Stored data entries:
::::

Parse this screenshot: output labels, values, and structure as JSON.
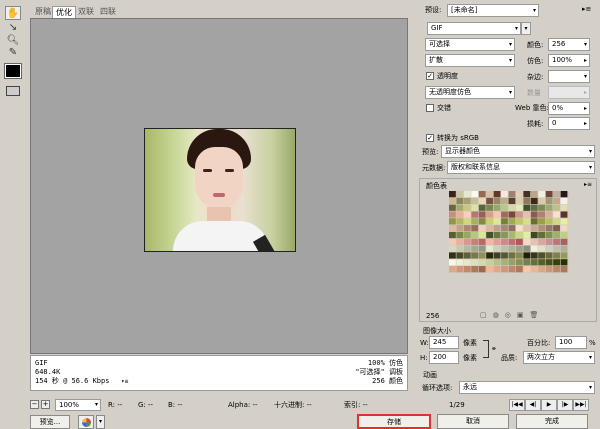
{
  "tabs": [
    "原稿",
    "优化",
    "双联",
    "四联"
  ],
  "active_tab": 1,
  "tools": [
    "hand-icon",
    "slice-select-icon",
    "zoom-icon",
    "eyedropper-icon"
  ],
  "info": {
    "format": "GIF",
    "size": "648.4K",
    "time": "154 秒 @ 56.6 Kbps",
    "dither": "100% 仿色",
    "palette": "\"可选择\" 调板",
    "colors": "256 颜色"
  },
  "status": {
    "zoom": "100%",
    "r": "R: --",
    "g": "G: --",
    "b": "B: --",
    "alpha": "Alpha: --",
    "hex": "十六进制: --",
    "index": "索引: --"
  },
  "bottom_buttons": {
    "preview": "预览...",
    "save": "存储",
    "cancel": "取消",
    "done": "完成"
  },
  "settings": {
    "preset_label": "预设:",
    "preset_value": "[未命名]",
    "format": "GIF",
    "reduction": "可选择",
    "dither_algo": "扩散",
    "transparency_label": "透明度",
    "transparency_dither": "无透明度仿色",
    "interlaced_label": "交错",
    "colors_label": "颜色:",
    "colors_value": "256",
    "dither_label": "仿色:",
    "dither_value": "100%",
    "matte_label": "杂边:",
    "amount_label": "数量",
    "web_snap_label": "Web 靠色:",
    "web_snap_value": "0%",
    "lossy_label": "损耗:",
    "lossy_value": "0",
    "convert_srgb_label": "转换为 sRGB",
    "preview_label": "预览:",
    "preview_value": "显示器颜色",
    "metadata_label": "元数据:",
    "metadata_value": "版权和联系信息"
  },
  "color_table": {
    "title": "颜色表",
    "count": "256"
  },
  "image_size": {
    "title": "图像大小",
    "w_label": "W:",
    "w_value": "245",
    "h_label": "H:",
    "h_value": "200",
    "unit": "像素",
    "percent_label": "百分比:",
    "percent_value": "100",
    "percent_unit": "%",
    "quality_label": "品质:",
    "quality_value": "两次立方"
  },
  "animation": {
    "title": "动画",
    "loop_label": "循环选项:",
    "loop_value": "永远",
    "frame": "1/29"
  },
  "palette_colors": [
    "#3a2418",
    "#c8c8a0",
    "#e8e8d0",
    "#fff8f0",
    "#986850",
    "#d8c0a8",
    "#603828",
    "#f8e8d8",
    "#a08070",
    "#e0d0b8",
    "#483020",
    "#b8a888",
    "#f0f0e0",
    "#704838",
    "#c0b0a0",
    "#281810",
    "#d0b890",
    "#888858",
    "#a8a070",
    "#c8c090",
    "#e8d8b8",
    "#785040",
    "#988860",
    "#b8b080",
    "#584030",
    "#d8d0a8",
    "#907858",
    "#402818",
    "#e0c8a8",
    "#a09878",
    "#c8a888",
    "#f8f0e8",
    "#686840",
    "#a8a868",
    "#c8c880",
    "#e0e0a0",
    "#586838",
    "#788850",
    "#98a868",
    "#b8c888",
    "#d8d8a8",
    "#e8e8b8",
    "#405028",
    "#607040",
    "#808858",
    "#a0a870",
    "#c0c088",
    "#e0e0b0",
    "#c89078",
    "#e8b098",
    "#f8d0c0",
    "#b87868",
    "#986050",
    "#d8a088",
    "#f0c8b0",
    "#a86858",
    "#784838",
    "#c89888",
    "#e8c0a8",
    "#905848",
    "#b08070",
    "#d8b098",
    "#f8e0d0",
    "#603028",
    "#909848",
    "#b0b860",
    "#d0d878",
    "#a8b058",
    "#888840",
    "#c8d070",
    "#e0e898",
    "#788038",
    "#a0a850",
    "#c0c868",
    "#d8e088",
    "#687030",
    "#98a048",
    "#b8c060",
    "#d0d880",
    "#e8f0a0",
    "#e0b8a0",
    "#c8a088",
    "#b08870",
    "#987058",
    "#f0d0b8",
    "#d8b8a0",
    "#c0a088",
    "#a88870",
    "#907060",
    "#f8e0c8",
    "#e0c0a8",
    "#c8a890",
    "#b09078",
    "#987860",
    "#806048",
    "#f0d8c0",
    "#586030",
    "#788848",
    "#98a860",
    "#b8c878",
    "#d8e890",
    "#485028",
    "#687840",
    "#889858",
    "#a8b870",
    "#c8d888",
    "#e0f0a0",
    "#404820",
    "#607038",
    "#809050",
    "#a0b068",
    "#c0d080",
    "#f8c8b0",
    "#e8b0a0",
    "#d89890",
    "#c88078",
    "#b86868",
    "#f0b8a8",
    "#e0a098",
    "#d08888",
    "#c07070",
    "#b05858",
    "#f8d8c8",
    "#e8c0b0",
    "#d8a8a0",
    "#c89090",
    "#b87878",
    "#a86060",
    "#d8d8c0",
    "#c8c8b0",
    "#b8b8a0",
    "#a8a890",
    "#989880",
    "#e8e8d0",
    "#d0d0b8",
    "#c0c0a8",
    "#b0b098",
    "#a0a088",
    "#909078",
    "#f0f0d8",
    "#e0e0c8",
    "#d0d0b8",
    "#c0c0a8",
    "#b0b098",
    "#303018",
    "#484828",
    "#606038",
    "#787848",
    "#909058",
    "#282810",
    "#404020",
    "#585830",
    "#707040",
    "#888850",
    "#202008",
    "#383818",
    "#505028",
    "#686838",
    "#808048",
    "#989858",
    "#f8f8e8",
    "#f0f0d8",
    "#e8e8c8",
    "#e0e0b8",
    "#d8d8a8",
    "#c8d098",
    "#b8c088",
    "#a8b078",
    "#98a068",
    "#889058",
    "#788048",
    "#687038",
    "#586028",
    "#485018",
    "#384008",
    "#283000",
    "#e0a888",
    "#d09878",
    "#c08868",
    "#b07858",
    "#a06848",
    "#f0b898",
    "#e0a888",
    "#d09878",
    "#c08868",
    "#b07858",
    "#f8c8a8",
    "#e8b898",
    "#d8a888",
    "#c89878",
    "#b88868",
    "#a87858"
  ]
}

::::

[Stated problem]
The records above are to be quoted exactly, with all pictures left out.

[Exercise solution]
Parse this screenshot: output labels, values, and structure as JSON.
{
  "tabs": [
    "原稿",
    "优化",
    "双联",
    "四联"
  ],
  "active_tab": 1,
  "tools": [
    "hand-icon",
    "slice-select-icon",
    "zoom-icon",
    "eyedropper-icon"
  ],
  "info": {
    "format": "GIF",
    "size": "648.4K",
    "time": "154 秒 @ 56.6 Kbps",
    "dither": "100% 仿色",
    "palette": "\"可选择\" 调板",
    "colors": "256 颜色"
  },
  "status": {
    "zoom": "100%",
    "r": "R: --",
    "g": "G: --",
    "b": "B: --",
    "alpha": "Alpha: --",
    "hex": "十六进制: --",
    "index": "索引: --"
  },
  "bottom_buttons": {
    "preview": "预览...",
    "save": "存储",
    "cancel": "取消",
    "done": "完成"
  },
  "settings": {
    "preset_label": "预设:",
    "preset_value": "[未命名]",
    "format": "GIF",
    "reduction": "可选择",
    "dither_algo": "扩散",
    "transparency_label": "透明度",
    "transparency_dither": "无透明度仿色",
    "interlaced_label": "交错",
    "colors_label": "颜色:",
    "colors_value": "256",
    "dither_label": "仿色:",
    "dither_value": "100%",
    "matte_label": "杂边:",
    "amount_label": "数量",
    "web_snap_label": "Web 靠色:",
    "web_snap_value": "0%",
    "lossy_label": "损耗:",
    "lossy_value": "0",
    "convert_srgb_label": "转换为 sRGB",
    "preview_label": "预览:",
    "preview_value": "显示器颜色",
    "metadata_label": "元数据:",
    "metadata_value": "版权和联系信息"
  },
  "color_table": {
    "title": "颜色表",
    "count": "256"
  },
  "image_size": {
    "title": "图像大小",
    "w_label": "W:",
    "w_value": "245",
    "h_label": "H:",
    "h_value": "200",
    "unit": "像素",
    "percent_label": "百分比:",
    "percent_value": "100",
    "percent_unit": "%",
    "quality_label": "品质:",
    "quality_value": "两次立方"
  },
  "animation": {
    "title": "动画",
    "loop_label": "循环选项:",
    "loop_value": "永远",
    "frame": "1/29"
  },
  "palette_colors": [
    "#3a2418",
    "#c8c8a0",
    "#e8e8d0",
    "#fff8f0",
    "#986850",
    "#d8c0a8",
    "#603828",
    "#f8e8d8",
    "#a08070",
    "#e0d0b8",
    "#483020",
    "#b8a888",
    "#f0f0e0",
    "#704838",
    "#c0b0a0",
    "#281810",
    "#d0b890",
    "#888858",
    "#a8a070",
    "#c8c090",
    "#e8d8b8",
    "#785040",
    "#988860",
    "#b8b080",
    "#584030",
    "#d8d0a8",
    "#907858",
    "#402818",
    "#e0c8a8",
    "#a09878",
    "#c8a888",
    "#f8f0e8",
    "#686840",
    "#a8a868",
    "#c8c880",
    "#e0e0a0",
    "#586838",
    "#788850",
    "#98a868",
    "#b8c888",
    "#d8d8a8",
    "#e8e8b8",
    "#405028",
    "#607040",
    "#808858",
    "#a0a870",
    "#c0c088",
    "#e0e0b0",
    "#c89078",
    "#e8b098",
    "#f8d0c0",
    "#b87868",
    "#986050",
    "#d8a088",
    "#f0c8b0",
    "#a86858",
    "#784838",
    "#c89888",
    "#e8c0a8",
    "#905848",
    "#b08070",
    "#d8b098",
    "#f8e0d0",
    "#603028",
    "#909848",
    "#b0b860",
    "#d0d878",
    "#a8b058",
    "#888840",
    "#c8d070",
    "#e0e898",
    "#788038",
    "#a0a850",
    "#c0c868",
    "#d8e088",
    "#687030",
    "#98a048",
    "#b8c060",
    "#d0d880",
    "#e8f0a0",
    "#e0b8a0",
    "#c8a088",
    "#b08870",
    "#987058",
    "#f0d0b8",
    "#d8b8a0",
    "#c0a088",
    "#a88870",
    "#907060",
    "#f8e0c8",
    "#e0c0a8",
    "#c8a890",
    "#b09078",
    "#987860",
    "#806048",
    "#f0d8c0",
    "#586030",
    "#788848",
    "#98a860",
    "#b8c878",
    "#d8e890",
    "#485028",
    "#687840",
    "#889858",
    "#a8b870",
    "#c8d888",
    "#e0f0a0",
    "#404820",
    "#607038",
    "#809050",
    "#a0b068",
    "#c0d080",
    "#f8c8b0",
    "#e8b0a0",
    "#d89890",
    "#c88078",
    "#b86868",
    "#f0b8a8",
    "#e0a098",
    "#d08888",
    "#c07070",
    "#b05858",
    "#f8d8c8",
    "#e8c0b0",
    "#d8a8a0",
    "#c89090",
    "#b87878",
    "#a86060",
    "#d8d8c0",
    "#c8c8b0",
    "#b8b8a0",
    "#a8a890",
    "#989880",
    "#e8e8d0",
    "#d0d0b8",
    "#c0c0a8",
    "#b0b098",
    "#a0a088",
    "#909078",
    "#f0f0d8",
    "#e0e0c8",
    "#d0d0b8",
    "#c0c0a8",
    "#b0b098",
    "#303018",
    "#484828",
    "#606038",
    "#787848",
    "#909058",
    "#282810",
    "#404020",
    "#585830",
    "#707040",
    "#888850",
    "#202008",
    "#383818",
    "#505028",
    "#686838",
    "#808048",
    "#989858",
    "#f8f8e8",
    "#f0f0d8",
    "#e8e8c8",
    "#e0e0b8",
    "#d8d8a8",
    "#c8d098",
    "#b8c088",
    "#a8b078",
    "#98a068",
    "#889058",
    "#788048",
    "#687038",
    "#586028",
    "#485018",
    "#384008",
    "#283000",
    "#e0a888",
    "#d09878",
    "#c08868",
    "#b07858",
    "#a06848",
    "#f0b898",
    "#e0a888",
    "#d09878",
    "#c08868",
    "#b07858",
    "#f8c8a8",
    "#e8b898",
    "#d8a888",
    "#c89878",
    "#b88868",
    "#a87858"
  ]
}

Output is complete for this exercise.